◆ TASK INSTRUCTIONS ◆
Retype only what runs from the line that contains "Read this page and output its text content." through the last line of the listing below, both lines included.

^^^^

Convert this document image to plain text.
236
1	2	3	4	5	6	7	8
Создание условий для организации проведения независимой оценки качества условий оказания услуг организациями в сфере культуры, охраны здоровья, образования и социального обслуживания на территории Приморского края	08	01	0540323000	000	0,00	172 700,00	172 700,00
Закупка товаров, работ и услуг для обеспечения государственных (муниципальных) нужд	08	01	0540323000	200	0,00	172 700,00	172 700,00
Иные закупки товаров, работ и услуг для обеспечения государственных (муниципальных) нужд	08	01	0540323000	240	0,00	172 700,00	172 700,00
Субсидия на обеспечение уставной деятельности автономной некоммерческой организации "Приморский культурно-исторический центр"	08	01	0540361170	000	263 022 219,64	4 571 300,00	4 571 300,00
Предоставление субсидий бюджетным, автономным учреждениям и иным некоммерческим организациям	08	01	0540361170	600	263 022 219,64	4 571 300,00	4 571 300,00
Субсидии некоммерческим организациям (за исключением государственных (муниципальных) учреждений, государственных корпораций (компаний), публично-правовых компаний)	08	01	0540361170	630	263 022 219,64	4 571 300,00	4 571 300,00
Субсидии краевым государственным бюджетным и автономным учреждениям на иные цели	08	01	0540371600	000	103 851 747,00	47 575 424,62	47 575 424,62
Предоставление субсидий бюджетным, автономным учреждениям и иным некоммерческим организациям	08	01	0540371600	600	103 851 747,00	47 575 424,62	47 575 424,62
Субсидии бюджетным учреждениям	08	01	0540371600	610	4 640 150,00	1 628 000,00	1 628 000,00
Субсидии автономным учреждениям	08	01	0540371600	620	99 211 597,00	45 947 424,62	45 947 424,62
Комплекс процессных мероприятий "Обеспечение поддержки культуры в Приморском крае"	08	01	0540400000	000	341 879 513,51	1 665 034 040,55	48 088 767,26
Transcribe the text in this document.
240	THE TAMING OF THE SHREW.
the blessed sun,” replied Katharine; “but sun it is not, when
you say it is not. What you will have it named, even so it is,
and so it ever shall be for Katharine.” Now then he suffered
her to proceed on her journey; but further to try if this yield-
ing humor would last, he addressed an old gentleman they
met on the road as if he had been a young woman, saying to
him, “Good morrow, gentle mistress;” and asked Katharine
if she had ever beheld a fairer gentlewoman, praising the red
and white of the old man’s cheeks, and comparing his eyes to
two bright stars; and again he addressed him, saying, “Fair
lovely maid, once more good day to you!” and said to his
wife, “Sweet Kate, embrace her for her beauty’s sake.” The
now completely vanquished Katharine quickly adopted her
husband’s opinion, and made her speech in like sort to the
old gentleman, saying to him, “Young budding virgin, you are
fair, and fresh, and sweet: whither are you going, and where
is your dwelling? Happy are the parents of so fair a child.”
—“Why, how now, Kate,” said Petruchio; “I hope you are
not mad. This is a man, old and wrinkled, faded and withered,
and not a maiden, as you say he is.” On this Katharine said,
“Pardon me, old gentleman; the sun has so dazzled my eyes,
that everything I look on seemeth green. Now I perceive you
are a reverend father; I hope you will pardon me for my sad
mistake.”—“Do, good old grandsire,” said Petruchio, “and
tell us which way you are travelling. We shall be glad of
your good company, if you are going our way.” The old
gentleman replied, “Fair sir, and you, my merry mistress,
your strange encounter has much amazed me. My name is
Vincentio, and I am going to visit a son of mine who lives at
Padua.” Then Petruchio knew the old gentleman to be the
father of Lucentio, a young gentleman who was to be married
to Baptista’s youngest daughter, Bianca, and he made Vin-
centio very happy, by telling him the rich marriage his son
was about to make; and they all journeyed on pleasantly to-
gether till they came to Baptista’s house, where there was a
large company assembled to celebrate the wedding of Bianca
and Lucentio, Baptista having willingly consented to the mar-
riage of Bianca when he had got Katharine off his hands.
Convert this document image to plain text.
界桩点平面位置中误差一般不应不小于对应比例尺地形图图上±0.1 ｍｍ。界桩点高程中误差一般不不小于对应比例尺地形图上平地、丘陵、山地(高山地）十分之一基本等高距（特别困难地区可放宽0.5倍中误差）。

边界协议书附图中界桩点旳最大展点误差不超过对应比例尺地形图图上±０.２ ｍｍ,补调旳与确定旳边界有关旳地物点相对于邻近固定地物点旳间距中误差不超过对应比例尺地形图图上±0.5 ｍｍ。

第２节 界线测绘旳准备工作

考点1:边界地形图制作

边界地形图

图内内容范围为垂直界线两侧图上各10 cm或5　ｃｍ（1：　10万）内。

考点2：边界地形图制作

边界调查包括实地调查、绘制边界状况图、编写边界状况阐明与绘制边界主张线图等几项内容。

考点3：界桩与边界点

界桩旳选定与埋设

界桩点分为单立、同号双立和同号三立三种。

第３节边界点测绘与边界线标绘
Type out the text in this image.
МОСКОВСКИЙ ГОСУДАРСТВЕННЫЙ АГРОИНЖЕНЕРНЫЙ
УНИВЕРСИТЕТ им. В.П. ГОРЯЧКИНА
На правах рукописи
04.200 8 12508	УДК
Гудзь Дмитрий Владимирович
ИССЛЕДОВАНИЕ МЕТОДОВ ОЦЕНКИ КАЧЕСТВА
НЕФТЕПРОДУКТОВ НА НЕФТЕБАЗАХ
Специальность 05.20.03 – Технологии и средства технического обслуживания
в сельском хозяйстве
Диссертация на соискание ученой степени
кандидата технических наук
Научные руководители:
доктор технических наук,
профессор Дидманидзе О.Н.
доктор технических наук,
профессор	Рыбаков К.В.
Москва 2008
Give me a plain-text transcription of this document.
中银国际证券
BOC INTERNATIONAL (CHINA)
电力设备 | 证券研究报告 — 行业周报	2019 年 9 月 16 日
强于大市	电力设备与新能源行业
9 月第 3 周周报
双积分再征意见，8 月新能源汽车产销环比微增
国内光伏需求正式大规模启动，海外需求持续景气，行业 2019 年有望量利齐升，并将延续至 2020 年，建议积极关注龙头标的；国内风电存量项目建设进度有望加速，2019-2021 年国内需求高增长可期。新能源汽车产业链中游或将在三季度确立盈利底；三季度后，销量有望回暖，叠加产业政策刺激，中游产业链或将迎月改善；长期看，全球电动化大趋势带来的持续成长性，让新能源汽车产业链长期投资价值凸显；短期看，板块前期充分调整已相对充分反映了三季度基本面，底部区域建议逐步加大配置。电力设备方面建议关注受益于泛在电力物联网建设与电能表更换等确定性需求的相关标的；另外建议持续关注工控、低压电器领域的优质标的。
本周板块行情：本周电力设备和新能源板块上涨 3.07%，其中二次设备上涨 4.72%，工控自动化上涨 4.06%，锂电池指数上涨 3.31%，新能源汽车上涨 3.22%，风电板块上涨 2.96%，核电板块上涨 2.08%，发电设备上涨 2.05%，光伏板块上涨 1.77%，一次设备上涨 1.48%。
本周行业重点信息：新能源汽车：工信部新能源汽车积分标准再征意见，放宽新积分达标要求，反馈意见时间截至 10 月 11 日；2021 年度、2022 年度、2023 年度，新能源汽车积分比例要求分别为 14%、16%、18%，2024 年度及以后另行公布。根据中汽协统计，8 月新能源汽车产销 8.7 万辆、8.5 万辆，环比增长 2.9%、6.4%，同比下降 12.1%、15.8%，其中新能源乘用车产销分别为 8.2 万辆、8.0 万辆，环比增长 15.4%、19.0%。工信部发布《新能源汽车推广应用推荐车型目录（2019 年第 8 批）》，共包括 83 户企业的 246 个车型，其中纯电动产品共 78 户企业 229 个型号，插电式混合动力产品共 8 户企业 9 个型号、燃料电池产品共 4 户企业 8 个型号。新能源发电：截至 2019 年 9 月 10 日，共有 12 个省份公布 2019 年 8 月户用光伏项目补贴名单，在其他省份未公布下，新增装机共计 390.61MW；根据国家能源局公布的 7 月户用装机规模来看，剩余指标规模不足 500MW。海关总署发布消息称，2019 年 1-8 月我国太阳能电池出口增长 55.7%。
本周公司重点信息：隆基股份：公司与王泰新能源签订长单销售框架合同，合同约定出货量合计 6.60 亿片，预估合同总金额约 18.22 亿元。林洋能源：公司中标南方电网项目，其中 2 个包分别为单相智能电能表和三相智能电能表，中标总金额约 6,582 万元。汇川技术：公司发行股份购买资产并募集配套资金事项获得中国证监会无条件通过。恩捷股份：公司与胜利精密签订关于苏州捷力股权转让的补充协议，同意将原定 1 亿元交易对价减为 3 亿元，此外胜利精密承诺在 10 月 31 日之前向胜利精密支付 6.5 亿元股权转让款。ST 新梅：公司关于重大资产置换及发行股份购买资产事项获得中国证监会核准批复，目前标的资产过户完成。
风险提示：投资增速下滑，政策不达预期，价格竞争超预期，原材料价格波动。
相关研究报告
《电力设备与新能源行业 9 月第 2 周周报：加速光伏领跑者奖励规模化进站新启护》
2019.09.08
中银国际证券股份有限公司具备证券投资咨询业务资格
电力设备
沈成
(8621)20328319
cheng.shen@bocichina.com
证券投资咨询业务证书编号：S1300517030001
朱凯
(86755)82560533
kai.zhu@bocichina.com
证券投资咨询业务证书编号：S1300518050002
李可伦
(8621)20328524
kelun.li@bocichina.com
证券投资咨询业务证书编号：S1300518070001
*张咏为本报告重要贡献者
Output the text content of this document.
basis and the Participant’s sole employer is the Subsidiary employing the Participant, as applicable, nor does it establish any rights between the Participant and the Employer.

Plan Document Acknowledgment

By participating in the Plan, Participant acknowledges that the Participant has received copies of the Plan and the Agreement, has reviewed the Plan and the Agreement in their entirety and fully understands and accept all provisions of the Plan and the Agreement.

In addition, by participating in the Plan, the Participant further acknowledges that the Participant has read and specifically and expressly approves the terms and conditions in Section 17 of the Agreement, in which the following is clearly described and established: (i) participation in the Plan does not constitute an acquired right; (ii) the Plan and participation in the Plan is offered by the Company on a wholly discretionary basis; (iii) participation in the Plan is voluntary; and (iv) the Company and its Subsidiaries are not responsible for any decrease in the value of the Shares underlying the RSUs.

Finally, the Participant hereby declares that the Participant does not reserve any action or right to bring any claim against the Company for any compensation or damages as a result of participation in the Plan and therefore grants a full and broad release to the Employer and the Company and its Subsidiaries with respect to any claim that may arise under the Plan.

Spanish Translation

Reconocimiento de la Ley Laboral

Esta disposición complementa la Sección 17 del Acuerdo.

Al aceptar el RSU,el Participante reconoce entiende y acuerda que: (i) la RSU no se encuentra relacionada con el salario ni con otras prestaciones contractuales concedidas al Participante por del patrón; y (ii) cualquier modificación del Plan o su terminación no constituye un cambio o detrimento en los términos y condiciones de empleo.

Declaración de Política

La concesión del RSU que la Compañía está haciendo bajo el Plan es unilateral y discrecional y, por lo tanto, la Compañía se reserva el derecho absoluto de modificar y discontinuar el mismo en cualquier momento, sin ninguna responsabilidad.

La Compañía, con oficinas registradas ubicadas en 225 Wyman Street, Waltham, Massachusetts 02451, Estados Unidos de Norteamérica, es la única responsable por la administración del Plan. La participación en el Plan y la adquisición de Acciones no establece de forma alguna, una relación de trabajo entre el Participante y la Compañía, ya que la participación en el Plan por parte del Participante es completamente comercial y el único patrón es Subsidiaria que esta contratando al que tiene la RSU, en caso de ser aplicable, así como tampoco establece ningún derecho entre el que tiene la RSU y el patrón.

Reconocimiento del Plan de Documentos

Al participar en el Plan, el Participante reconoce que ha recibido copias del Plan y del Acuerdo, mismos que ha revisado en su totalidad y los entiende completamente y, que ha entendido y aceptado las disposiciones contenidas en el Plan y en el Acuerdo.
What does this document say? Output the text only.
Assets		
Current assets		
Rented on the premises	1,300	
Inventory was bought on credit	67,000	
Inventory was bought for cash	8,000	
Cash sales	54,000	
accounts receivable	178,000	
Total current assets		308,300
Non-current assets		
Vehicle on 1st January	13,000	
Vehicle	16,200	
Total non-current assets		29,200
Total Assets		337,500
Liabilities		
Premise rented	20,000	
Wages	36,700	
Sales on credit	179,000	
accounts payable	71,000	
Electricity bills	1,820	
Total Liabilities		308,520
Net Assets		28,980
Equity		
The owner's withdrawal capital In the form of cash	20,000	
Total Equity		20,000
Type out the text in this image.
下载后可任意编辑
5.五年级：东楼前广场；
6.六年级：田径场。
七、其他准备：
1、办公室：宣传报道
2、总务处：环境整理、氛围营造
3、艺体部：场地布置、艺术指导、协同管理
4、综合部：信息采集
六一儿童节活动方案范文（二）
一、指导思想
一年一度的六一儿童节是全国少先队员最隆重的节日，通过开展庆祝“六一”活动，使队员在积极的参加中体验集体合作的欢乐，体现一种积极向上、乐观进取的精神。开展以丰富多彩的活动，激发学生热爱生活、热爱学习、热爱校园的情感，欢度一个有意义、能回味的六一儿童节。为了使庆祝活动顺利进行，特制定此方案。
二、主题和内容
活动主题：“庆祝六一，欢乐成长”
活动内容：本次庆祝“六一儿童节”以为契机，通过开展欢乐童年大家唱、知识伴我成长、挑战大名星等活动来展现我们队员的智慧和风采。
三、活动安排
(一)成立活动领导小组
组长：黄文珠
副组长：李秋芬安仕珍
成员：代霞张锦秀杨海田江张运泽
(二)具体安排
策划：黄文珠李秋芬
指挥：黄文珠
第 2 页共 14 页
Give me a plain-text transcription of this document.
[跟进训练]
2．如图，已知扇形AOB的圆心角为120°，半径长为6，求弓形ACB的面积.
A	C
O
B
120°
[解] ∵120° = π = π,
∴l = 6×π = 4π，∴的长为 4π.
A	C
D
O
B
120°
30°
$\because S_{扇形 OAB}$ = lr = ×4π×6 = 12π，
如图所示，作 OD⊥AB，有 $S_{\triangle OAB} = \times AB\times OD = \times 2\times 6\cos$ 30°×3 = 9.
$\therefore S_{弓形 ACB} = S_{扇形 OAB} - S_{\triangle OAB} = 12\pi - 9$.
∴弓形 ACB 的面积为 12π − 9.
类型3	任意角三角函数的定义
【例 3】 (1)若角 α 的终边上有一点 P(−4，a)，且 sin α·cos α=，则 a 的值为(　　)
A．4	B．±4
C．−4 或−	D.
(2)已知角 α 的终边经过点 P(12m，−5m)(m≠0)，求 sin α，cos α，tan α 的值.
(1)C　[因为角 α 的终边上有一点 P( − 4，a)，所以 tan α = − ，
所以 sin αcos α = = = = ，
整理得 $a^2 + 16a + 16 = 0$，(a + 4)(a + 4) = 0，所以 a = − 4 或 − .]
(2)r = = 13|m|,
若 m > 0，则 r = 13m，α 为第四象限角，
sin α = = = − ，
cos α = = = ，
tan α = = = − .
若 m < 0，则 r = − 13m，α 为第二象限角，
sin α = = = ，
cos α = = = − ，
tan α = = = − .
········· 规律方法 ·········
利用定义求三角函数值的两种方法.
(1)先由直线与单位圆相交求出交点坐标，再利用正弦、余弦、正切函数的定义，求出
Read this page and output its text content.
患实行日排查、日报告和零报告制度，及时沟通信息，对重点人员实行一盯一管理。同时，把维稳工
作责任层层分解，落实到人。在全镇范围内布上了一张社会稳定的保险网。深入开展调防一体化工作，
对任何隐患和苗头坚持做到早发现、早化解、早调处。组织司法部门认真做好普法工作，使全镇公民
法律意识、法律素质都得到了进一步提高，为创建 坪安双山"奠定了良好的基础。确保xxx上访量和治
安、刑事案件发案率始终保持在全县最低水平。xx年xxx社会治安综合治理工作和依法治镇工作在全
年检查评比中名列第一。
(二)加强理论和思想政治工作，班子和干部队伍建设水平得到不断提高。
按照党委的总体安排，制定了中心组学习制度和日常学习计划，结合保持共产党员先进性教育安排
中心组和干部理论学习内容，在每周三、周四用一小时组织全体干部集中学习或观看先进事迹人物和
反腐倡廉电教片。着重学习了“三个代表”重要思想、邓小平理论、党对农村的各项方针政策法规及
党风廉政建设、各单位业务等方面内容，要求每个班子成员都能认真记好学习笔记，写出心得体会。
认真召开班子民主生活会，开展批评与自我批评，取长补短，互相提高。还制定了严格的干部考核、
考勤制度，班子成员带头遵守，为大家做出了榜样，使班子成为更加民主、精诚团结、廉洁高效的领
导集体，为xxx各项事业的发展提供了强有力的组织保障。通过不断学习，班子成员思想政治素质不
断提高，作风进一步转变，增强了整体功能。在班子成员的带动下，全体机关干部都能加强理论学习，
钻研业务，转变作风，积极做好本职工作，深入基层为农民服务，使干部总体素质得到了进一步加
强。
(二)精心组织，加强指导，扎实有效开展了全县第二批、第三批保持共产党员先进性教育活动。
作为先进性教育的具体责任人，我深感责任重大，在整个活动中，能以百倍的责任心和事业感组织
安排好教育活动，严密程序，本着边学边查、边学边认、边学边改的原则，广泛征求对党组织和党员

^^^^

◆ RESULT OF THE TASK ◆
Read this page and output its text content.
患实行日排查、日报告和零报告制度，及时沟通信息，对重点人员实行一盯一管理。同时，把维稳工
作责任层层分解，落实到人。在全镇范围内布上了一张社会稳定的保险网。深入开展调防一体化工作，
对任何隐患和苗头坚持做到早发现、早化解、早调处。组织司法部门认真做好普法工作，使全镇公民
法律意识、法律素质都得到了进一步提高，为创建 坪安双山"奠定了良好的基础。确保xxx上访量和治
安、刑事案件发案率始终保持在全县最低水平。xx年xxx社会治安综合治理工作和依法治镇工作在全
年检查评比中名列第一。
(二)加强理论和思想政治工作，班子和干部队伍建设水平得到不断提高。
按照党委的总体安排，制定了中心组学习制度和日常学习计划，结合保持共产党员先进性教育安排
中心组和干部理论学习内容，在每周三、周四用一小时组织全体干部集中学习或观看先进事迹人物和
反腐倡廉电教片。着重学习了“三个代表”重要思想、邓小平理论、党对农村的各项方针政策法规及
党风廉政建设、各单位业务等方面内容，要求每个班子成员都能认真记好学习笔记，写出心得体会。
认真召开班子民主生活会，开展批评与自我批评，取长补短，互相提高。还制定了严格的干部考核、
考勤制度，班子成员带头遵守，为大家做出了榜样，使班子成为更加民主、精诚团结、廉洁高效的领
导集体，为xxx各项事业的发展提供了强有力的组织保障。通过不断学习，班子成员思想政治素质不
断提高，作风进一步转变，增强了整体功能。在班子成员的带动下，全体机关干部都能加强理论学习，
钻研业务，转变作风，积极做好本职工作，深入基层为农民服务，使干部总体素质得到了进一步加
强。
(二)精心组织，加强指导，扎实有效开展了全县第二批、第三批保持共产党员先进性教育活动。
作为先进性教育的具体责任人，我深感责任重大，在整个活动中，能以百倍的责任心和事业感组织
安排好教育活动，严密程序，本着边学边查、边学边认、边学边改的原则，广泛征求对党组织和党员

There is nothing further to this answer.